| Aim |
Quote each record exactly, please, leaving none out.

[begin Supplied records]

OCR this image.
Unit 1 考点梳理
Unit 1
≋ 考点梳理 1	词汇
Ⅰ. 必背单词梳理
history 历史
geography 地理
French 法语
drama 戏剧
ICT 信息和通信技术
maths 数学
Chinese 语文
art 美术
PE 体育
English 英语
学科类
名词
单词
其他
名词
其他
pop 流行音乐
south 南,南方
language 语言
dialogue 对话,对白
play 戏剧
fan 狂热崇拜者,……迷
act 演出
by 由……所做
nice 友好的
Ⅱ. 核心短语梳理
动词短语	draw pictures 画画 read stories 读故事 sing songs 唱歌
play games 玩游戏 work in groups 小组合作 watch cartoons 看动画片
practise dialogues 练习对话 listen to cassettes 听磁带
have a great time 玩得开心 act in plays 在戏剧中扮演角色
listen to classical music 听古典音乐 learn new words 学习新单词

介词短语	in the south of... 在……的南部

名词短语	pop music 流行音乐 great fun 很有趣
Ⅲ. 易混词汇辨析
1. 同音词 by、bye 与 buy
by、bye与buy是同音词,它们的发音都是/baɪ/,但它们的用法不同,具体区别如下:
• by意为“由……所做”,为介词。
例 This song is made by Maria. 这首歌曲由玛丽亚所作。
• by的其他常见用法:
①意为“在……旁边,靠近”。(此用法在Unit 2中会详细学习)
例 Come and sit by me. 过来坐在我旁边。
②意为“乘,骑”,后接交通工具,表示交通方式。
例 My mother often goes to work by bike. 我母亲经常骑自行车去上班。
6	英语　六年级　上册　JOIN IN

[end Supplied records]

| The reply |
OCR this image.
Unit 1 考点梳理
Unit 1
≋ 考点梳理 1	词汇
Ⅰ. 必背单词梳理
history 历史
geography 地理
French 法语
drama 戏剧
ICT 信息和通信技术
maths 数学
Chinese 语文
art 美术
PE 体育
English 英语
学科类
名词
单词
其他
名词
其他
pop 流行音乐
south 南,南方
language 语言
dialogue 对话,对白
play 戏剧
fan 狂热崇拜者,……迷
act 演出
by 由……所做
nice 友好的
Ⅱ. 核心短语梳理
动词短语	draw pictures 画画 read stories 读故事 sing songs 唱歌
play games 玩游戏 work in groups 小组合作 watch cartoons 看动画片
practise dialogues 练习对话 listen to cassettes 听磁带
have a great time 玩得开心 act in plays 在戏剧中扮演角色
listen to classical music 听古典音乐 learn new words 学习新单词

介词短语	in the south of... 在……的南部

名词短语	pop music 流行音乐 great fun 很有趣
Ⅲ. 易混词汇辨析
1. 同音词 by、bye 与 buy
by、bye与buy是同音词,它们的发音都是/baɪ/,但它们的用法不同,具体区别如下:
• by意为“由……所做”,为介词。
例 This song is made by Maria. 这首歌曲由玛丽亚所作。
• by的其他常见用法:
①意为“在……旁边,靠近”。(此用法在Unit 2中会详细学习)
例 Come and sit by me. 过来坐在我旁边。
②意为“乘,骑”,后接交通工具,表示交通方式。
例 My mother often goes to work by bike. 我母亲经常骑自行车去上班。
6	英语　六年级　上册　JOIN IN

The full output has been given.